--- Exercise material ---

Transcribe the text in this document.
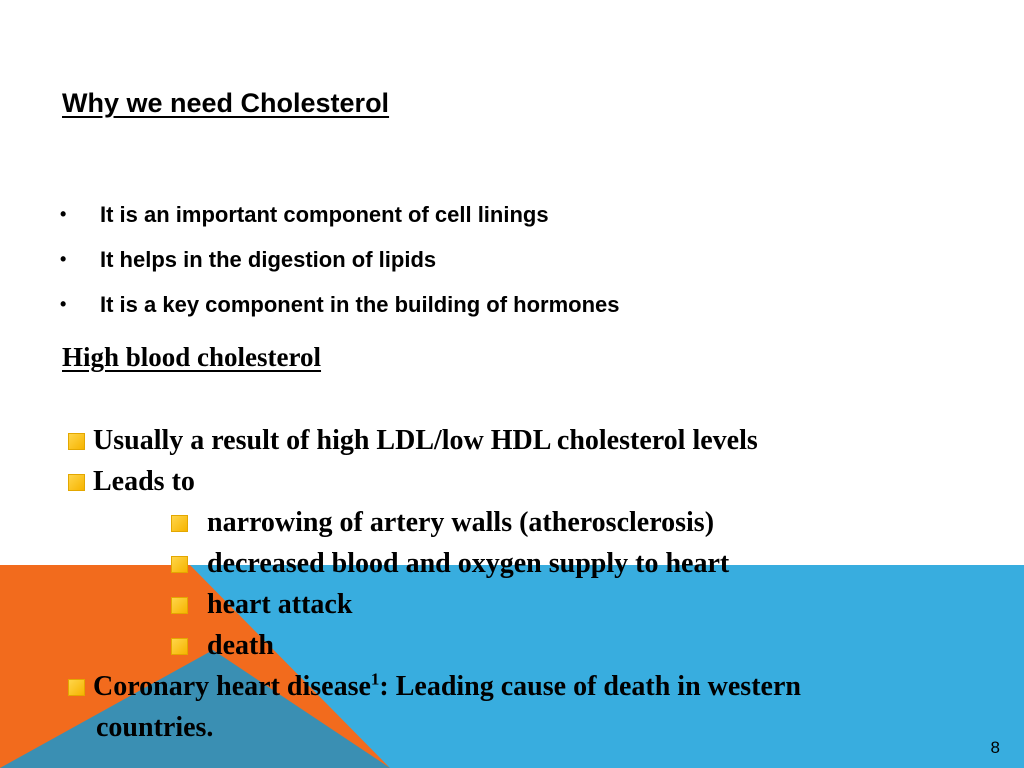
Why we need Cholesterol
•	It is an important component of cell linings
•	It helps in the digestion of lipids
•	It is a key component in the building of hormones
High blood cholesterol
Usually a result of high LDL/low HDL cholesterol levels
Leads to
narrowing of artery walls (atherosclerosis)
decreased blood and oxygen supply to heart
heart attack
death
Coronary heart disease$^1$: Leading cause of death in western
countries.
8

---
--- Exercise material ---

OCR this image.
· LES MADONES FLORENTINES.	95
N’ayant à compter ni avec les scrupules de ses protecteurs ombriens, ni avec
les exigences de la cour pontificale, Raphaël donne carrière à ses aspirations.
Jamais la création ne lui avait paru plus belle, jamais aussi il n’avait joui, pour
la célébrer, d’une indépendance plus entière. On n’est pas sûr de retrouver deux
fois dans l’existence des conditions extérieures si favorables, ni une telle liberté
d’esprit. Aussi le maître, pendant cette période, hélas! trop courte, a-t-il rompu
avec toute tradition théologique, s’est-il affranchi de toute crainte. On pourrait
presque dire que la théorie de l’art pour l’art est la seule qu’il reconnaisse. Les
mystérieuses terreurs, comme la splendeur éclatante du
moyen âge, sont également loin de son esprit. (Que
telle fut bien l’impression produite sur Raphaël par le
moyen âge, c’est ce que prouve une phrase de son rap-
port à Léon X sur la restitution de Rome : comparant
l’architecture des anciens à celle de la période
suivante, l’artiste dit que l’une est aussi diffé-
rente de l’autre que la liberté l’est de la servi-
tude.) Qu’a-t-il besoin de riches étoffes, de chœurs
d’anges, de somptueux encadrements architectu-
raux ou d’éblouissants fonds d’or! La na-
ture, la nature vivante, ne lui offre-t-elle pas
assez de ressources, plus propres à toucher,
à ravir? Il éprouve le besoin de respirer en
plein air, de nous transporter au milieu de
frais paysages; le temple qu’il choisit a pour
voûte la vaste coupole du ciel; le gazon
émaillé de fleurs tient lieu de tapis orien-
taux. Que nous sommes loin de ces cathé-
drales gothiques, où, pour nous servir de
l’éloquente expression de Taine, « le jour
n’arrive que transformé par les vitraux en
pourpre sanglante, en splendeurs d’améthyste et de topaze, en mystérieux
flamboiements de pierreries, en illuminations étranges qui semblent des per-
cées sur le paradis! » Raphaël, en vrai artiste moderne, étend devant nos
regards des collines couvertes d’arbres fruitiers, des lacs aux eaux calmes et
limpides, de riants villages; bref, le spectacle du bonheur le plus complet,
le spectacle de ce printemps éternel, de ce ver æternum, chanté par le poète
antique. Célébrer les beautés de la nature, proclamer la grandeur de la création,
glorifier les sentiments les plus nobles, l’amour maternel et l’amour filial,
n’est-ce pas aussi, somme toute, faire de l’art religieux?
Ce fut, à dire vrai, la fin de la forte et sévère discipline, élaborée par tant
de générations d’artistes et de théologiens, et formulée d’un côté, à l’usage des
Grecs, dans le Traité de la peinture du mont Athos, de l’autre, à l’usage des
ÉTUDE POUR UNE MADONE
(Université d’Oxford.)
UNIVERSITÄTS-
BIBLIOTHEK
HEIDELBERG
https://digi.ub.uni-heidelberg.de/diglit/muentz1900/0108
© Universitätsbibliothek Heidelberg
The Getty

---
--- Exercise material ---

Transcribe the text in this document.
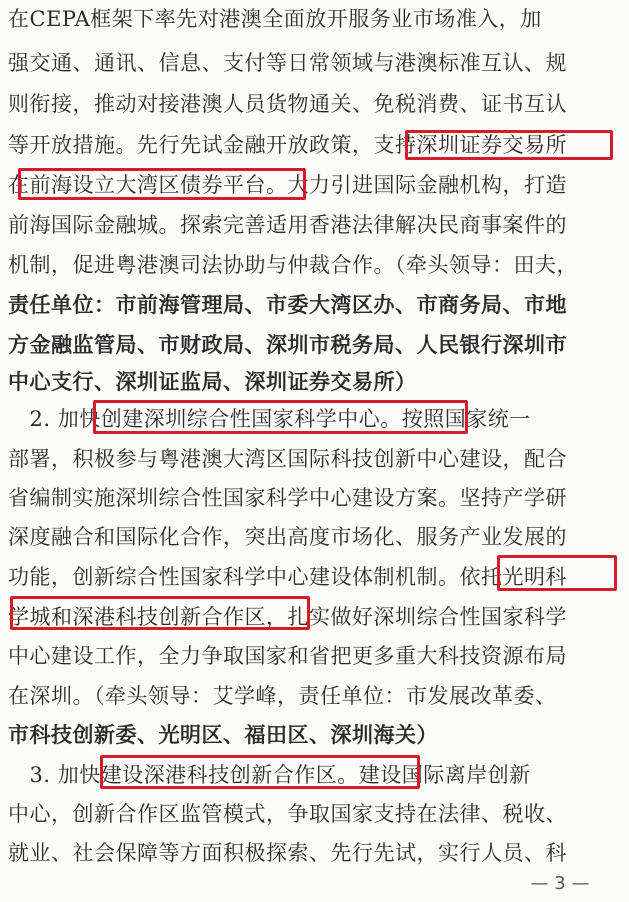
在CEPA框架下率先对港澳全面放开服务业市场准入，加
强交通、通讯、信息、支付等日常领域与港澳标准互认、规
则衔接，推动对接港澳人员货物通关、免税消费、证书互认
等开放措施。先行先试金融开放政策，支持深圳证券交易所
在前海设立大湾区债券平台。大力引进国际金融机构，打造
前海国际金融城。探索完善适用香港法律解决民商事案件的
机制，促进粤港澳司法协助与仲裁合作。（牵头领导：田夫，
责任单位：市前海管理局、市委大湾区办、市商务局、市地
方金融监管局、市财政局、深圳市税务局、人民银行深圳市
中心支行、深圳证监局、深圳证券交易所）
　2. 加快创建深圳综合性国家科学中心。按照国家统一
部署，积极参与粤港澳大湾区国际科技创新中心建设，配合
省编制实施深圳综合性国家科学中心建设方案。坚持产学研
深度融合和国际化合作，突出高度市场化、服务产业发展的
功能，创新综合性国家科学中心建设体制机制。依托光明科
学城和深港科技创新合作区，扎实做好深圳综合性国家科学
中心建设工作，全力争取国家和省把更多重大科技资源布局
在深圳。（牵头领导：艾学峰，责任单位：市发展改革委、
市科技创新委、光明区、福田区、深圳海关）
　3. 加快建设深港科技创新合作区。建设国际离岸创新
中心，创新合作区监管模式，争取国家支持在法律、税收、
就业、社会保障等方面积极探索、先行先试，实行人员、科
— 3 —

---

Copy every line of the records above that holds the word "牵头领导".

机制，促进粤港澳司法协助与仲裁合作。（牵头领导：田夫，
在深圳。（牵头领导：艾学峰，责任单位：市发展改革委、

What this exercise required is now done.